Extracted records:
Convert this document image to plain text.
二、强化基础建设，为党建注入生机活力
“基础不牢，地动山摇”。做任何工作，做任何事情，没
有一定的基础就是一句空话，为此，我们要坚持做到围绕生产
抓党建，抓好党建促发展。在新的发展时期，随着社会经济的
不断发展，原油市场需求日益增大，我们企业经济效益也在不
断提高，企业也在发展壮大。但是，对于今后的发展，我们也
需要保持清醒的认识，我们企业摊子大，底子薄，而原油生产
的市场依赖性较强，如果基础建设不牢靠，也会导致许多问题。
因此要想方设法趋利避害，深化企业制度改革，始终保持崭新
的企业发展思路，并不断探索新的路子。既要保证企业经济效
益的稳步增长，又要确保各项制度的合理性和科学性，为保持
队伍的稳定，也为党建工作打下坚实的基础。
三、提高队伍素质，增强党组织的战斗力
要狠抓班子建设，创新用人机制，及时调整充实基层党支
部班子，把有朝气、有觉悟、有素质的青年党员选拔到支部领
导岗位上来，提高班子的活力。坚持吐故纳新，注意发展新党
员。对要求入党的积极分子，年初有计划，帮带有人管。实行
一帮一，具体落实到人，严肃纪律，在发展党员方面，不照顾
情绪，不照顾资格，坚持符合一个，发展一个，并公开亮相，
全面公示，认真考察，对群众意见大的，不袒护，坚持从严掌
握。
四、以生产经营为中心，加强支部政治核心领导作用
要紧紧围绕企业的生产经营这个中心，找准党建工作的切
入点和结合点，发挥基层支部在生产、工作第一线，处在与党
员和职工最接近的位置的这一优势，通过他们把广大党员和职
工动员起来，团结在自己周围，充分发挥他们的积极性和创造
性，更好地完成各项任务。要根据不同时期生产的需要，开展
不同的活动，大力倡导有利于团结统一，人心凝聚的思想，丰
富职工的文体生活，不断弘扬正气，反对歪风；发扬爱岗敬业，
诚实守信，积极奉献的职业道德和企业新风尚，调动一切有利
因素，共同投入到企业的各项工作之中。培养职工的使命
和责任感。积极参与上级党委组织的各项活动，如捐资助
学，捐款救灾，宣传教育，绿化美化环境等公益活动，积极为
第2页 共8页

### Required task:
Return each entry from the material above exactly as it appears.

### Written reply:
Convert this document image to plain text.
二、强化基础建设，为党建注入生机活力
“基础不牢，地动山摇”。做任何工作，做任何事情，没
有一定的基础就是一句空话，为此，我们要坚持做到围绕生产
抓党建，抓好党建促发展。在新的发展时期，随着社会经济的
不断发展，原油市场需求日益增大，我们企业经济效益也在不
断提高，企业也在发展壮大。但是，对于今后的发展，我们也
需要保持清醒的认识，我们企业摊子大，底子薄，而原油生产
的市场依赖性较强，如果基础建设不牢靠，也会导致许多问题。
因此要想方设法趋利避害，深化企业制度改革，始终保持崭新
的企业发展思路，并不断探索新的路子。既要保证企业经济效
益的稳步增长，又要确保各项制度的合理性和科学性，为保持
队伍的稳定，也为党建工作打下坚实的基础。
三、提高队伍素质，增强党组织的战斗力
要狠抓班子建设，创新用人机制，及时调整充实基层党支
部班子，把有朝气、有觉悟、有素质的青年党员选拔到支部领
导岗位上来，提高班子的活力。坚持吐故纳新，注意发展新党
员。对要求入党的积极分子，年初有计划，帮带有人管。实行
一帮一，具体落实到人，严肃纪律，在发展党员方面，不照顾
情绪，不照顾资格，坚持符合一个，发展一个，并公开亮相，
全面公示，认真考察，对群众意见大的，不袒护，坚持从严掌
握。
四、以生产经营为中心，加强支部政治核心领导作用
要紧紧围绕企业的生产经营这个中心，找准党建工作的切
入点和结合点，发挥基层支部在生产、工作第一线，处在与党
员和职工最接近的位置的这一优势，通过他们把广大党员和职
工动员起来，团结在自己周围，充分发挥他们的积极性和创造
性，更好地完成各项任务。要根据不同时期生产的需要，开展
不同的活动，大力倡导有利于团结统一，人心凝聚的思想，丰
富职工的文体生活，不断弘扬正气，反对歪风；发扬爱岗敬业，
诚实守信，积极奉献的职业道德和企业新风尚，调动一切有利
因素，共同投入到企业的各项工作之中。培养职工的使命
和责任感。积极参与上级党委组织的各项活动，如捐资助
学，捐款救灾，宣传教育，绿化美化环境等公益活动，积极为
第2页 共8页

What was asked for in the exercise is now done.